-- Exercise task A --
Answer these questions about the passage on iPad and netbook page loading:
(i) What period did the preliminary data cover?
(ii) What other names does the passage give for perceived performance?
(iii) What share of pages were perceived to load faster on iPad than on netbooks?

-- Passage --
══════════════════════════════

Preliminary Data: iPad Bests NetBook Speed at Popular Websites

| Analysis

Gomez, a company that specializes in Web performance analysis for clients, has published an initial report showing that for the top 50 most visited web pages, 74 percent of pages loaded faster on iPad than netbooks. The data is preliminary and only covered the period April 1 to 6.

The testing was restricted to users:

  • Located in the U.S. only
  • Connected via broadband connections
  • Using Wi-Fi with iPad and Netbooks

Gomez uses two metrics: 1) Raw performance, that is load time for a page. 2) Perceived performance, called render time or “above-the-fold-time.” That’s the time for all visible objects to fully render. Using these standards, Gomez found the following for the top 50 websites visited.

  1. 74% of pages loaded faster on iPad than netbooks.
  2. 62% of pages are perceived to load faster on iPad than netbooks.

Gomez also noted, however, that there are a handful of popular sites that load particularly slowly on iPad, but did not cite them by name.

══════════════════════════════

-- Page element annotations --
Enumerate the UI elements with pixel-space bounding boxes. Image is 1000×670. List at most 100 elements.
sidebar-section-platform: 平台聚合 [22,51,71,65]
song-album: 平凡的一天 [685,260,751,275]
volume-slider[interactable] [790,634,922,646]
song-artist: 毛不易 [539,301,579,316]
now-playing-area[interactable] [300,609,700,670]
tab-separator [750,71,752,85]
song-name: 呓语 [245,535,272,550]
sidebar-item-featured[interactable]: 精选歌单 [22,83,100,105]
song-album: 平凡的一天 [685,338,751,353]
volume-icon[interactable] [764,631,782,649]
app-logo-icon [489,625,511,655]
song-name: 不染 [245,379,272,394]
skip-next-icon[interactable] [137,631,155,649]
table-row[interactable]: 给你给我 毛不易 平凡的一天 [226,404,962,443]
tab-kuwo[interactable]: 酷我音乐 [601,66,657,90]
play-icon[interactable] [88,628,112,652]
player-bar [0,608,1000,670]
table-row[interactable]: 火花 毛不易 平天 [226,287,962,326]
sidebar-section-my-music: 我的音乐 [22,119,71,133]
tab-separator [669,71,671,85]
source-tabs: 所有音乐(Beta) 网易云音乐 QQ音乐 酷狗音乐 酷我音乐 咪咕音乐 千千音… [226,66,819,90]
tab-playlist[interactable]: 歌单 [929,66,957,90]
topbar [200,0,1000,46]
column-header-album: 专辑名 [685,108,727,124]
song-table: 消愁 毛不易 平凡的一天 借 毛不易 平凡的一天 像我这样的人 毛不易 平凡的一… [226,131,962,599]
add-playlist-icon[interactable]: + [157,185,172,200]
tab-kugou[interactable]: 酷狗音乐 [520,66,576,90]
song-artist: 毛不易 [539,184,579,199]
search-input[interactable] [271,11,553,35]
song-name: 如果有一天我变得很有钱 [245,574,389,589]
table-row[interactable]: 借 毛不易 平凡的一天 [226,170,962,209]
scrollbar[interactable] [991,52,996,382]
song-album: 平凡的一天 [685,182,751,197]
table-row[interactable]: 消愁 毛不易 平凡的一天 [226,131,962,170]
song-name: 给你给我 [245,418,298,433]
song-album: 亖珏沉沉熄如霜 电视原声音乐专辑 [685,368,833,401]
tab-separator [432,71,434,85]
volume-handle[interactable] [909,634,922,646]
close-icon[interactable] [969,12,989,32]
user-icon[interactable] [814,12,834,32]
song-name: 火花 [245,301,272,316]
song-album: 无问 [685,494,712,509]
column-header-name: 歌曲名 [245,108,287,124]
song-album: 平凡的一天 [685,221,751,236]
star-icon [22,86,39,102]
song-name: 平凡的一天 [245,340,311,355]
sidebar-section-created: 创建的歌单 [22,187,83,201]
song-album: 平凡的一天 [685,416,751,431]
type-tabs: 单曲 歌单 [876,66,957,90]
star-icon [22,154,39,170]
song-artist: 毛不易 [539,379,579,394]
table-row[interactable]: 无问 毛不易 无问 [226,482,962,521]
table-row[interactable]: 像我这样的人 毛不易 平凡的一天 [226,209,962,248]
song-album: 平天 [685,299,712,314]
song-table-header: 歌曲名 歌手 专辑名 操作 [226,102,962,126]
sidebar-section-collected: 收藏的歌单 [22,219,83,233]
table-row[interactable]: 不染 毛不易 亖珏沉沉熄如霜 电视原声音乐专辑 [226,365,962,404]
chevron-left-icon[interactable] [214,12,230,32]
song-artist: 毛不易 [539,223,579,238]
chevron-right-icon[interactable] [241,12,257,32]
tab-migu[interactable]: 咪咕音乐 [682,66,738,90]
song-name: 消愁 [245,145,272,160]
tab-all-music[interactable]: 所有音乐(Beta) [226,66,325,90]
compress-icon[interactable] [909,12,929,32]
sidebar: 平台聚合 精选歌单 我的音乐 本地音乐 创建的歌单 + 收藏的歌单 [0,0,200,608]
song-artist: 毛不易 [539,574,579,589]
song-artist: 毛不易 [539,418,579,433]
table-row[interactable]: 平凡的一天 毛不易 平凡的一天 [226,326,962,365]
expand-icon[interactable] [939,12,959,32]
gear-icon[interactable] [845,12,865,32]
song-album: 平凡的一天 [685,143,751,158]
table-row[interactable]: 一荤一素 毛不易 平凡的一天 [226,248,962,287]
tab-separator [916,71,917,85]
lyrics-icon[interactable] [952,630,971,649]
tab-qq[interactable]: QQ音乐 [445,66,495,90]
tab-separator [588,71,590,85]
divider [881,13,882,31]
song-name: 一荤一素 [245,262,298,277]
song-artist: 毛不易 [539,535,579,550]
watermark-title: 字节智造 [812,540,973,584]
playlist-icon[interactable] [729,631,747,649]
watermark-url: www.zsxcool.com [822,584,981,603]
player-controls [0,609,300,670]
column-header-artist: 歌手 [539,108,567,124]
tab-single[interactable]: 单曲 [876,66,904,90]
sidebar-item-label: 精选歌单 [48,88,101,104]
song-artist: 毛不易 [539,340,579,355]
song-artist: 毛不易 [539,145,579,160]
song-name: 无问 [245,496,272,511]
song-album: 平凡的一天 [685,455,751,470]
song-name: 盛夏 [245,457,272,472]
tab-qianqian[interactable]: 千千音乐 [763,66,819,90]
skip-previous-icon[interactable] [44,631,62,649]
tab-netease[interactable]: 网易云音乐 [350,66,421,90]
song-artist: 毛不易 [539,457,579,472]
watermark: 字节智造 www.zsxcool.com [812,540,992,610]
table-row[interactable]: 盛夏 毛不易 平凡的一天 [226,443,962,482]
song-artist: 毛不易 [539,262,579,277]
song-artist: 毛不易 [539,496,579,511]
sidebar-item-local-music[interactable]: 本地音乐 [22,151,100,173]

══════════════════════════════

-- Exercise task B --
Put the lines of the listing, from its start through the line that contains "song-name: 不染 [245,379,272,394]", into a JSON list of strings, one string per line.

-- Task output A --
(i) April 1 to 6.
(ii) Render time, or "above-the-fold-time."
(iii) 62 percent.

-- Task output B --
[
  "Enumerate the UI elements with pixel-space bounding boxes. Image is 1000×670. List at most 100 elements.",
  "sidebar-section-platform: 平台聚合 [22,51,71,65]",
  "song-album: 平凡的一天 [685,260,751,275]",
  "volume-slider[interactable] [790,634,922,646]",
  "song-artist: 毛不易 [539,301,579,316]",
  "now-playing-area[interactable] [300,609,700,670]",
  "tab-separator [750,71,752,85]",
  "song-name: 呓语 [245,535,272,550]",
  "sidebar-item-featured[interactable]: 精选歌单 [22,83,100,105]",
  "song-album: 平凡的一天 [685,338,751,353]",
  "volume-icon[interactable] [764,631,782,649]",
  "app-logo-icon [489,625,511,655]",
  "song-name: 不染 [245,379,272,394]"
]